##### MATERIAL FOR THIS EXERCISE #####

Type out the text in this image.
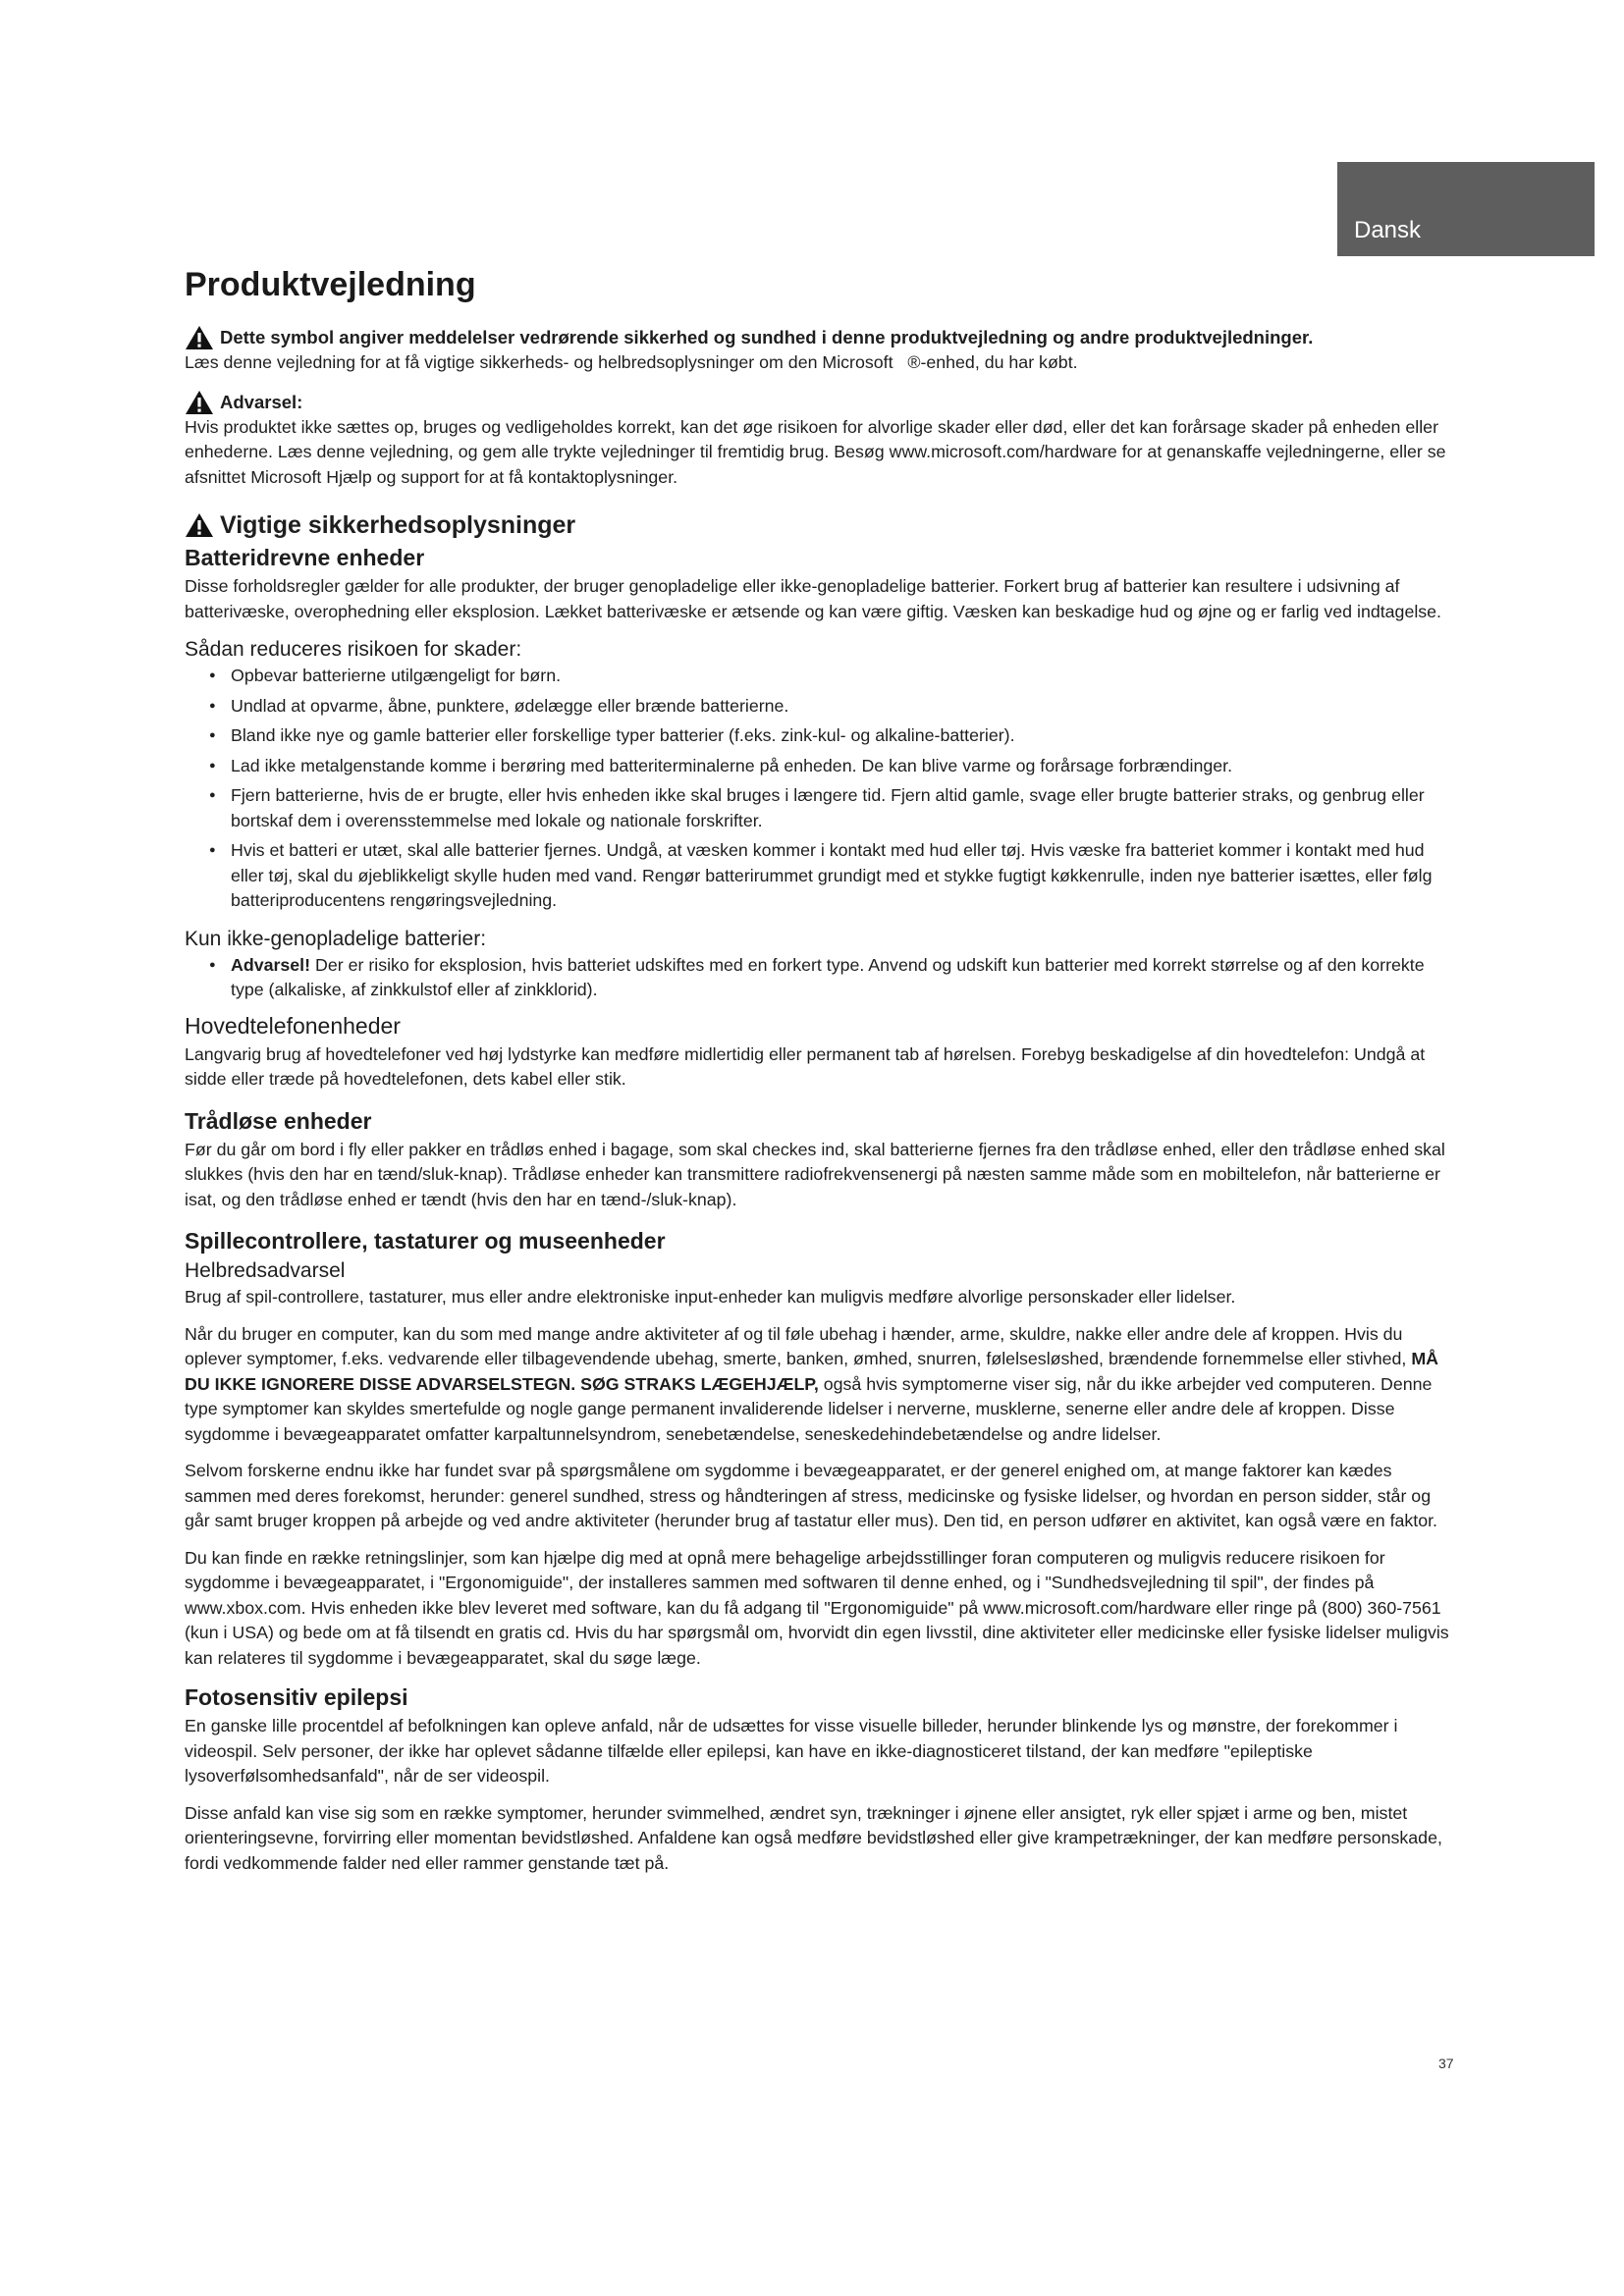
Dansk
Produktvejledning
Dette symbol angiver meddelelser vedrørende sikkerhed og sundhed i denne produktvejledning og andre produktvejledninger.

Læs denne vejledning for at få vigtige sikkerheds- og helbredsoplysninger om den Microsoft   ®-enhed, du har købt.

Advarsel:

Hvis produktet ikke sættes op, bruges og vedligeholdes korrekt, kan det øge risikoen for alvorlige skader eller død, eller det kan forårsage skader på enheden eller enhederne. Læs denne vejledning, og gem alle trykte vejledninger til fremtidig brug. Besøg www.microsoft.com/hardware for at genanskaffe vejledningerne, eller se afsnittet Microsoft Hjælp og support for at få kontaktoplysninger.

Vigtige sikkerhedsoplysninger
Batteridrevne enheder

Disse forholdsregler gælder for alle produkter, der bruger genopladelige eller ikke-genopladelige batterier. Forkert brug af batterier kan resultere i udsivning af batterivæske, overophedning eller eksplosion. Lækket batterivæske er ætsende og kan være giftig. Væsken kan beskadige hud og øjne og er farlig ved indtagelse.

Sådan reduceres risikoen for skader:
● Opbevar batterierne utilgængeligt for børn.
● Undlad at opvarme, åbne, punktere, ødelægge eller brænde batterierne.
● Bland ikke nye og gamle batterier eller forskellige typer batterier (f.eks. zink-kul- og alkaline-batterier).
● Lad ikke metalgenstande komme i berøring med batteriterminalerne på enheden. De kan blive varme og forårsage forbrændinger.
● Fjern batterierne, hvis de er brugte, eller hvis enheden ikke skal bruges i længere tid. Fjern altid gamle, svage eller brugte batterier straks, og genbrug eller bortskaf dem i overensstemmelse med lokale og nationale forskrifter.
● Hvis et batteri er utæt, skal alle batterier fjernes. Undgå, at væsken kommer i kontakt med hud eller tøj. Hvis væske fra batteriet kommer i kontakt med hud eller tøj, skal du øjeblikkeligt skylle huden med vand. Rengør batterirummet grundigt med et stykke fugtigt køkkenrulle, inden nye batterier isættes, eller følg batteriproducentens rengøringsvejledning.
Kun ikke-genopladelige batterier:
● Advarsel! Der er risiko for eksplosion, hvis batteriet udskiftes med en forkert type. Anvend og udskift kun batterier med korrekt størrelse og af den korrekte type (alkaliske, af zinkkulstof eller af zinkklorid).
Hovedtelefonenheder

Langvarig brug af hovedtelefoner ved høj lydstyrke kan medføre midlertidig eller permanent tab af hørelsen. Forebyg beskadigelse af din hovedtelefon: Undgå at sidde eller træde på hovedtelefonen, dets kabel eller stik.

Trådløse enheder

Før du går om bord i fly eller pakker en trådløs enhed i bagage, som skal checkes ind, skal batterierne fjernes fra den trådløse enhed, eller den trådløse enhed skal slukkes (hvis den har en tænd/sluk-knap). Trådløse enheder kan transmittere radiofrekvensenergi på næsten samme måde som en mobiltelefon, når batterierne er isat, og den trådløse enhed er tændt (hvis den har en tænd-/sluk-knap).

Spillecontrollere, tastaturer og museenheder
Helbredsadvarsel

Brug af spil-controllere, tastaturer, mus eller andre elektroniske input-enheder kan muligvis medføre alvorlige personskader eller lidelser.

Når du bruger en computer, kan du som med mange andre aktiviteter af og til føle ubehag i hænder, arme, skuldre, nakke eller andre dele af kroppen. Hvis du oplever symptomer, f.eks. vedvarende eller tilbagevendende ubehag, smerte, banken, ømhed, snurren, følelsesløshed, brændende fornemmelse eller stivhed, MÅ DU IKKE IGNORERE DISSE ADVARSELSTEGN. SØG STRAKS LÆGEHJÆLP, også hvis symptomerne viser sig, når du ikke arbejder ved computeren. Denne type symptomer kan skyldes smertefulde og nogle gange permanent invaliderende lidelser i nerverne, musklerne, senerne eller andre dele af kroppen. Disse sygdomme i bevægeapparatet omfatter karpaltunnelsyndrom, senebetændelse, seneskedehindebetændelse og andre lidelser.

Selvom forskerne endnu ikke har fundet svar på spørgsmålene om sygdomme i bevægeapparatet, er der generel enighed om, at mange faktorer kan kædes sammen med deres forekomst, herunder: generel sundhed, stress og håndteringen af stress, medicinske og fysiske lidelser, og hvordan en person sidder, står og går samt bruger kroppen på arbejde og ved andre aktiviteter (herunder brug af tastatur eller mus). Den tid, en person udfører en aktivitet, kan også være en faktor.

Du kan finde en række retningslinjer, som kan hjælpe dig med at opnå mere behagelige arbejdsstillinger foran computeren og muligvis reducere risikoen for sygdomme i bevægeapparatet, i "Ergonomiguide", der installeres sammen med softwaren til denne enhed, og i "Sundhedsvejledning til spil", der findes på www.xbox.com. Hvis enheden ikke blev leveret med software, kan du få adgang til "Ergonomiguide" på www.microsoft.com/hardware eller ringe på (800) 360-7561 (kun i USA) og bede om at få tilsendt en gratis cd. Hvis du har spørgsmål om, hvorvidt din egen livsstil, dine aktiviteter eller medicinske eller fysiske lidelser muligvis kan relateres til sygdomme i bevægeapparatet, skal du søge læge.

Fotosensitiv epilepsi

En ganske lille procentdel af befolkningen kan opleve anfald, når de udsættes for visse visuelle billeder, herunder blinkende lys og mønstre, der forekommer i videospil. Selv personer, der ikke har oplevet sådanne tilfælde eller epilepsi, kan have en ikke-diagnosticeret tilstand, der kan medføre "epileptiske lysoverfølsomhedsanfald", når de ser videospil.

Disse anfald kan vise sig som en række symptomer, herunder svimmelhed, ændret syn, trækninger i øjnene eller ansigtet, ryk eller spjæt i arme og ben, mistet orienteringsevne, forvirring eller momentan bevidstløshed. Anfaldene kan også medføre bevidstløshed eller give krampetrækninger, der kan medføre personskade, fordi vedkommende falder ned eller rammer genstande tæt på.

37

#####

DIRECTION ->
Scan the data above and copy every line with "mange" in it.

ANSWER TO THIS EXERCISE ->
Når du bruger en computer, kan du som med mange andre aktiviteter af og til føle ubehag i hænder, arme, skuldre, nakke eller andre dele af kroppen. Hvis du oplever symptomer, f.eks. vedvarende eller tilbagevendende ubehag, smerte, banken, ømhed, snurren, følelsesløshed, brændende fornemmelse eller stivhed, MÅ DU IKKE IGNORERE DISSE ADVARSELSTEGN. SØG STRAKS LÆGEHJÆLP, også hvis symptomerne viser sig, når du ikke arbejder ved computeren. Denne type symptomer kan skyldes smertefulde og nogle gange permanent invaliderende lidelser i nerverne, musklerne, senerne eller andre dele af kroppen. Disse sygdomme i bevægeapparatet omfatter karpaltunnelsyndrom, senebetændelse, seneskedehindebetændelse og andre lidelser.
Selvom forskerne endnu ikke har fundet svar på spørgsmålene om sygdomme i bevægeapparatet, er der generel enighed om, at mange faktorer kan kædes sammen med deres forekomst, herunder: generel sundhed, stress og håndteringen af stress, medicinske og fysiske lidelser, og hvordan en person sidder, står og går samt bruger kroppen på arbejde og ved andre aktiviteter (herunder brug af tastatur eller mus). Den tid, en person udfører en aktivitet, kan også være en faktor.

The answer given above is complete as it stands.